[START PROVIDED RECORDS]
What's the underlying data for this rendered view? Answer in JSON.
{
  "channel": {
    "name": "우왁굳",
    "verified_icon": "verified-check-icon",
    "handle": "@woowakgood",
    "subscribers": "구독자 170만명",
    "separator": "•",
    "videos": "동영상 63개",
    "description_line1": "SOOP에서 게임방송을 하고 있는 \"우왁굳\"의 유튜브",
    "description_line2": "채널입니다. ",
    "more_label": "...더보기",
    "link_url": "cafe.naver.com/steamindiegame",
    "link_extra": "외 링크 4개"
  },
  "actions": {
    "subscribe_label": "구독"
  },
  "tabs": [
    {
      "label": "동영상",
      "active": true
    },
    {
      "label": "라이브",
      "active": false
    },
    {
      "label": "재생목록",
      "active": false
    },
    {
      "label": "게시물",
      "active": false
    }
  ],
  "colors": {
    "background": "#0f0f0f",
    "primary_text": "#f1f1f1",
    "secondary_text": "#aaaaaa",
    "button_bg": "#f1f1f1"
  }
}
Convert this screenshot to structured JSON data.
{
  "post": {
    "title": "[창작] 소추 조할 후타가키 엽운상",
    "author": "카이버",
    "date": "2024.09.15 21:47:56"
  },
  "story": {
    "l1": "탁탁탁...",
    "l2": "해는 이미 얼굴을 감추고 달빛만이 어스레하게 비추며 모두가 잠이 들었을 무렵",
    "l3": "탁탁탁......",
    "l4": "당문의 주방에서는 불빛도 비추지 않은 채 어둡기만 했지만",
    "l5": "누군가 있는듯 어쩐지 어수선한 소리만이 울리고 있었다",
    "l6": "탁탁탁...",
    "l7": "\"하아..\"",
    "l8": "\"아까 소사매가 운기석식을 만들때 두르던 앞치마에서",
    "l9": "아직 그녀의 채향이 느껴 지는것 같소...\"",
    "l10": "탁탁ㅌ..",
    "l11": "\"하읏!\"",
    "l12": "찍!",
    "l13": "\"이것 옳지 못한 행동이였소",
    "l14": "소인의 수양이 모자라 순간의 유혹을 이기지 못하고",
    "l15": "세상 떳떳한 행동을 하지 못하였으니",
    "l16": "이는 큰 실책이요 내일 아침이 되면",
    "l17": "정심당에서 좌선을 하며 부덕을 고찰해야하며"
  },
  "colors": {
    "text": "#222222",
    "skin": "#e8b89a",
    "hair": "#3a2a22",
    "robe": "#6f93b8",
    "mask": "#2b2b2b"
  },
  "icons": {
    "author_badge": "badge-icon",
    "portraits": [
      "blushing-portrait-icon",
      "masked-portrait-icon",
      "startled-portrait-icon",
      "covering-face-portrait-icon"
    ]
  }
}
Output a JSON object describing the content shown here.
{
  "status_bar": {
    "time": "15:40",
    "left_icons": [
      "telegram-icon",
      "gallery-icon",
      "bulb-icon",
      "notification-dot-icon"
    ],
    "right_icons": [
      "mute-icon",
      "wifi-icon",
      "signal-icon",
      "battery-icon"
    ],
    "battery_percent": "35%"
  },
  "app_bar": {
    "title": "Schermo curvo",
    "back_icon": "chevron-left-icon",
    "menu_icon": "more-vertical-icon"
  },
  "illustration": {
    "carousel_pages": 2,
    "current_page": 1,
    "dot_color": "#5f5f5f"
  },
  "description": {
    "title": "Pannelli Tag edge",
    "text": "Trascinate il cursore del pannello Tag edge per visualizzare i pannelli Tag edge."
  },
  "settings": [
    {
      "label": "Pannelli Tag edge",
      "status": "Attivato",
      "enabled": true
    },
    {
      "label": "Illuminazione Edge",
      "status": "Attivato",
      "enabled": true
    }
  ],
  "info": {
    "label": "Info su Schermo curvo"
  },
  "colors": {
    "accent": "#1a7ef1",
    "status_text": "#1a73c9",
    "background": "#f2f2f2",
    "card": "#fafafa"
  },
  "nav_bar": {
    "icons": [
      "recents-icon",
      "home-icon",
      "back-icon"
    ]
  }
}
[END PROVIDED RECORDS]
● DO THIS:
From the records above, extract every line exactly as it stands.

● OUTPUT BELOW:
What's the underlying data for this rendered view? Answer in JSON.
{
  "channel": {
    "name": "우왁굳",
    "verified_icon": "verified-check-icon",
    "handle": "@woowakgood",
    "subscribers": "구독자 170만명",
    "separator": "•",
    "videos": "동영상 63개",
    "description_line1": "SOOP에서 게임방송을 하고 있는 \"우왁굳\"의 유튜브",
    "description_line2": "채널입니다. ",
    "more_label": "...더보기",
    "link_url": "cafe.naver.com/steamindiegame",
    "link_extra": "외 링크 4개"
  },
  "actions": {
    "subscribe_label": "구독"
  },
  "tabs": [
    {
      "label": "동영상",
      "active": true
    },
    {
      "label": "라이브",
      "active": false
    },
    {
      "label": "재생목록",
      "active": false
    },
    {
      "label": "게시물",
      "active": false
    }
  ],
  "colors": {
    "background": "#0f0f0f",
    "primary_text": "#f1f1f1",
    "secondary_text": "#aaaaaa",
    "button_bg": "#f1f1f1"
  }
}
Convert this screenshot to structured JSON data.
{
  "post": {
    "title": "[창작] 소추 조할 후타가키 엽운상",
    "author": "카이버",
    "date": "2024.09.15 21:47:56"
  },
  "story": {
    "l1": "탁탁탁...",
    "l2": "해는 이미 얼굴을 감추고 달빛만이 어스레하게 비추며 모두가 잠이 들었을 무렵",
    "l3": "탁탁탁......",
    "l4": "당문의 주방에서는 불빛도 비추지 않은 채 어둡기만 했지만",
    "l5": "누군가 있는듯 어쩐지 어수선한 소리만이 울리고 있었다",
    "l6": "탁탁탁...",
    "l7": "\"하아..\"",
    "l8": "\"아까 소사매가 운기석식을 만들때 두르던 앞치마에서",
    "l9": "아직 그녀의 채향이 느껴 지는것 같소...\"",
    "l10": "탁탁ㅌ..",
    "l11": "\"하읏!\"",
    "l12": "찍!",
    "l13": "\"이것 옳지 못한 행동이였소",
    "l14": "소인의 수양이 모자라 순간의 유혹을 이기지 못하고",
    "l15": "세상 떳떳한 행동을 하지 못하였으니",
    "l16": "이는 큰 실책이요 내일 아침이 되면",
    "l17": "정심당에서 좌선을 하며 부덕을 고찰해야하며"
  },
  "colors": {
    "text": "#222222",
    "skin": "#e8b89a",
    "hair": "#3a2a22",
    "robe": "#6f93b8",
    "mask": "#2b2b2b"
  },
  "icons": {
    "author_badge": "badge-icon",
    "portraits": [
      "blushing-portrait-icon",
      "masked-portrait-icon",
      "startled-portrait-icon",
      "covering-face-portrait-icon"
    ]
  }
}
Output a JSON object describing the content shown here.
{
  "status_bar": {
    "time": "15:40",
    "left_icons": [
      "telegram-icon",
      "gallery-icon",
      "bulb-icon",
      "notification-dot-icon"
    ],
    "right_icons": [
      "mute-icon",
      "wifi-icon",
      "signal-icon",
      "battery-icon"
    ],
    "battery_percent": "35%"
  },
  "app_bar": {
    "title": "Schermo curvo",
    "back_icon": "chevron-left-icon",
    "menu_icon": "more-vertical-icon"
  },
  "illustration": {
    "carousel_pages": 2,
    "current_page": 1,
    "dot_color": "#5f5f5f"
  },
  "description": {
    "title": "Pannelli Tag edge",
    "text": "Trascinate il cursore del pannello Tag edge per visualizzare i pannelli Tag edge."
  },
  "settings": [
    {
      "label": "Pannelli Tag edge",
      "status": "Attivato",
      "enabled": true
    },
    {
      "label": "Illuminazione Edge",
      "status": "Attivato",
      "enabled": true
    }
  ],
  "info": {
    "label": "Info su Schermo curvo"
  },
  "colors": {
    "accent": "#1a7ef1",
    "status_text": "#1a73c9",
    "background": "#f2f2f2",
    "card": "#fafafa"
  },
  "nav_bar": {
    "icons": [
      "recents-icon",
      "home-icon",
      "back-icon"
    ]
  }
}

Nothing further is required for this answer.